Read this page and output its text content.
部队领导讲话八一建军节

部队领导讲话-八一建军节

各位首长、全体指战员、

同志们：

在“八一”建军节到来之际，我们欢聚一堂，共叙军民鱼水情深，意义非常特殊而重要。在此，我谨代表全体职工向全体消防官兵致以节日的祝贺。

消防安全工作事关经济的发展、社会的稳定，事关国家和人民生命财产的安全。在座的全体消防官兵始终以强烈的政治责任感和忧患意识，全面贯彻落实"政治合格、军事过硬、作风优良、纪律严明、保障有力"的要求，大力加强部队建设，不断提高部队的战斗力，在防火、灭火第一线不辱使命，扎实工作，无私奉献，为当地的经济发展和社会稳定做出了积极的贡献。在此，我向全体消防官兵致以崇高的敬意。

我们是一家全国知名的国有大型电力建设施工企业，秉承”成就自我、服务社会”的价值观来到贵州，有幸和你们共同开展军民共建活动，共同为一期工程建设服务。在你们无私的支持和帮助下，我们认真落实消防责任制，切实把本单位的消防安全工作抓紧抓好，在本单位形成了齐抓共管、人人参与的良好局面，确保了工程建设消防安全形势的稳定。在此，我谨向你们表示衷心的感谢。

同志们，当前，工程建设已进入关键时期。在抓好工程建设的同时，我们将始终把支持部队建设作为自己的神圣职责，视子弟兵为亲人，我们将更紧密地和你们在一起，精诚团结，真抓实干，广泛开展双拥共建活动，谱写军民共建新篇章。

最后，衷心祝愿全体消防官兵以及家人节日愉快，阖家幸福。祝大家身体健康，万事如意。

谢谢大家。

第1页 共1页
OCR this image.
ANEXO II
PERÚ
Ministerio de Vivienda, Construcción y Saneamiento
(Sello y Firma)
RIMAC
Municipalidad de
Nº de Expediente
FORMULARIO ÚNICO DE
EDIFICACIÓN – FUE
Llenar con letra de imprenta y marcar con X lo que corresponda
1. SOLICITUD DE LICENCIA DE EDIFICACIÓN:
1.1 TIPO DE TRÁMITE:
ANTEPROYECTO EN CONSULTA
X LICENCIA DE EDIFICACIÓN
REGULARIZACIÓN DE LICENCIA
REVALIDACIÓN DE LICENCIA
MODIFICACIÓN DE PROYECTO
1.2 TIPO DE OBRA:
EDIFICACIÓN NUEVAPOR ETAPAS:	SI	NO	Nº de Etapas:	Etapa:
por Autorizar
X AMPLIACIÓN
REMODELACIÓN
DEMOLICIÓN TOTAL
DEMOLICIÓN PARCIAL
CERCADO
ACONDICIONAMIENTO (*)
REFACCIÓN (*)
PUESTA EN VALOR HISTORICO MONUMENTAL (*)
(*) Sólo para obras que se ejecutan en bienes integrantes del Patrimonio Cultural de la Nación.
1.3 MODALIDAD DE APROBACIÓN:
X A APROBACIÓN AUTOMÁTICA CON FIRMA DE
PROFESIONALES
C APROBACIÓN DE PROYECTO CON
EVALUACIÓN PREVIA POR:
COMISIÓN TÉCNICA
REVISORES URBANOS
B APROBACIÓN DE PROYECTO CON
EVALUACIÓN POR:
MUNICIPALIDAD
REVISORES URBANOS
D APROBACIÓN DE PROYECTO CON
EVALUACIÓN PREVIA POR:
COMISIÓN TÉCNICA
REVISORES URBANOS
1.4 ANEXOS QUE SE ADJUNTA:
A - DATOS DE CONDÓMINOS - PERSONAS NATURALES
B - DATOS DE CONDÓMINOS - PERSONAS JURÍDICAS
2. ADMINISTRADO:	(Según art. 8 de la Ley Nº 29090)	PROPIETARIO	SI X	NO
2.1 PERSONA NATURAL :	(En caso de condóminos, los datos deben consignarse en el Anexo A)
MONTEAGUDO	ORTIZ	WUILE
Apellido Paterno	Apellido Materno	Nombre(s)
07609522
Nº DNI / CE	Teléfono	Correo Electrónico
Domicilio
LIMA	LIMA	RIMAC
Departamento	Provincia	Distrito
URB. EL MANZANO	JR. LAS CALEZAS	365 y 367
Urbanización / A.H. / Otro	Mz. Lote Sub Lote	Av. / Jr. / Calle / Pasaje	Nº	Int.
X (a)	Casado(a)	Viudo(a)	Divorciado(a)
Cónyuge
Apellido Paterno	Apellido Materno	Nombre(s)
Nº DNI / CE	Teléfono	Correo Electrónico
----------
◆ EXERCISE AIM: Print the material above once more, exactly.

◆ REPLY:
Read this page and output its text content.
部队领导讲话八一建军节

部队领导讲话-八一建军节

各位首长、全体指战员、

同志们：

在“八一”建军节到来之际，我们欢聚一堂，共叙军民鱼水情深，意义非常特殊而重要。在此，我谨代表全体职工向全体消防官兵致以节日的祝贺。

消防安全工作事关经济的发展、社会的稳定，事关国家和人民生命财产的安全。在座的全体消防官兵始终以强烈的政治责任感和忧患意识，全面贯彻落实"政治合格、军事过硬、作风优良、纪律严明、保障有力"的要求，大力加强部队建设，不断提高部队的战斗力，在防火、灭火第一线不辱使命，扎实工作，无私奉献，为当地的经济发展和社会稳定做出了积极的贡献。在此，我向全体消防官兵致以崇高的敬意。

我们是一家全国知名的国有大型电力建设施工企业，秉承”成就自我、服务社会”的价值观来到贵州，有幸和你们共同开展军民共建活动，共同为一期工程建设服务。在你们无私的支持和帮助下，我们认真落实消防责任制，切实把本单位的消防安全工作抓紧抓好，在本单位形成了齐抓共管、人人参与的良好局面，确保了工程建设消防安全形势的稳定。在此，我谨向你们表示衷心的感谢。

同志们，当前，工程建设已进入关键时期。在抓好工程建设的同时，我们将始终把支持部队建设作为自己的神圣职责，视子弟兵为亲人，我们将更紧密地和你们在一起，精诚团结，真抓实干，广泛开展双拥共建活动，谱写军民共建新篇章。

最后，衷心祝愿全体消防官兵以及家人节日愉快，阖家幸福。祝大家身体健康，万事如意。

谢谢大家。

第1页 共1页
OCR this image.
ANEXO II
PERÚ
Ministerio de Vivienda, Construcción y Saneamiento
(Sello y Firma)
RIMAC
Municipalidad de
Nº de Expediente
FORMULARIO ÚNICO DE
EDIFICACIÓN – FUE
Llenar con letra de imprenta y marcar con X lo que corresponda
1. SOLICITUD DE LICENCIA DE EDIFICACIÓN:
1.1 TIPO DE TRÁMITE:
ANTEPROYECTO EN CONSULTA
X LICENCIA DE EDIFICACIÓN
REGULARIZACIÓN DE LICENCIA
REVALIDACIÓN DE LICENCIA
MODIFICACIÓN DE PROYECTO
1.2 TIPO DE OBRA:
EDIFICACIÓN NUEVAPOR ETAPAS:	SI	NO	Nº de Etapas:	Etapa:
por Autorizar
X AMPLIACIÓN
REMODELACIÓN
DEMOLICIÓN TOTAL
DEMOLICIÓN PARCIAL
CERCADO
ACONDICIONAMIENTO (*)
REFACCIÓN (*)
PUESTA EN VALOR HISTORICO MONUMENTAL (*)
(*) Sólo para obras que se ejecutan en bienes integrantes del Patrimonio Cultural de la Nación.
1.3 MODALIDAD DE APROBACIÓN:
X A APROBACIÓN AUTOMÁTICA CON FIRMA DE
PROFESIONALES
C APROBACIÓN DE PROYECTO CON
EVALUACIÓN PREVIA POR:
COMISIÓN TÉCNICA
REVISORES URBANOS
B APROBACIÓN DE PROYECTO CON
EVALUACIÓN POR:
MUNICIPALIDAD
REVISORES URBANOS
D APROBACIÓN DE PROYECTO CON
EVALUACIÓN PREVIA POR:
COMISIÓN TÉCNICA
REVISORES URBANOS
1.4 ANEXOS QUE SE ADJUNTA:
A - DATOS DE CONDÓMINOS - PERSONAS NATURALES
B - DATOS DE CONDÓMINOS - PERSONAS JURÍDICAS
2. ADMINISTRADO:	(Según art. 8 de la Ley Nº 29090)	PROPIETARIO	SI X	NO
2.1 PERSONA NATURAL :	(En caso de condóminos, los datos deben consignarse en el Anexo A)
MONTEAGUDO	ORTIZ	WUILE
Apellido Paterno	Apellido Materno	Nombre(s)
07609522
Nº DNI / CE	Teléfono	Correo Electrónico
Domicilio
LIMA	LIMA	RIMAC
Departamento	Provincia	Distrito
URB. EL MANZANO	JR. LAS CALEZAS	365 y 367
Urbanización / A.H. / Otro	Mz. Lote Sub Lote	Av. / Jr. / Calle / Pasaje	Nº	Int.
X (a)	Casado(a)	Viudo(a)	Divorciado(a)
Cónyuge
Apellido Paterno	Apellido Materno	Nombre(s)
Nº DNI / CE	Teléfono	Correo Electrónico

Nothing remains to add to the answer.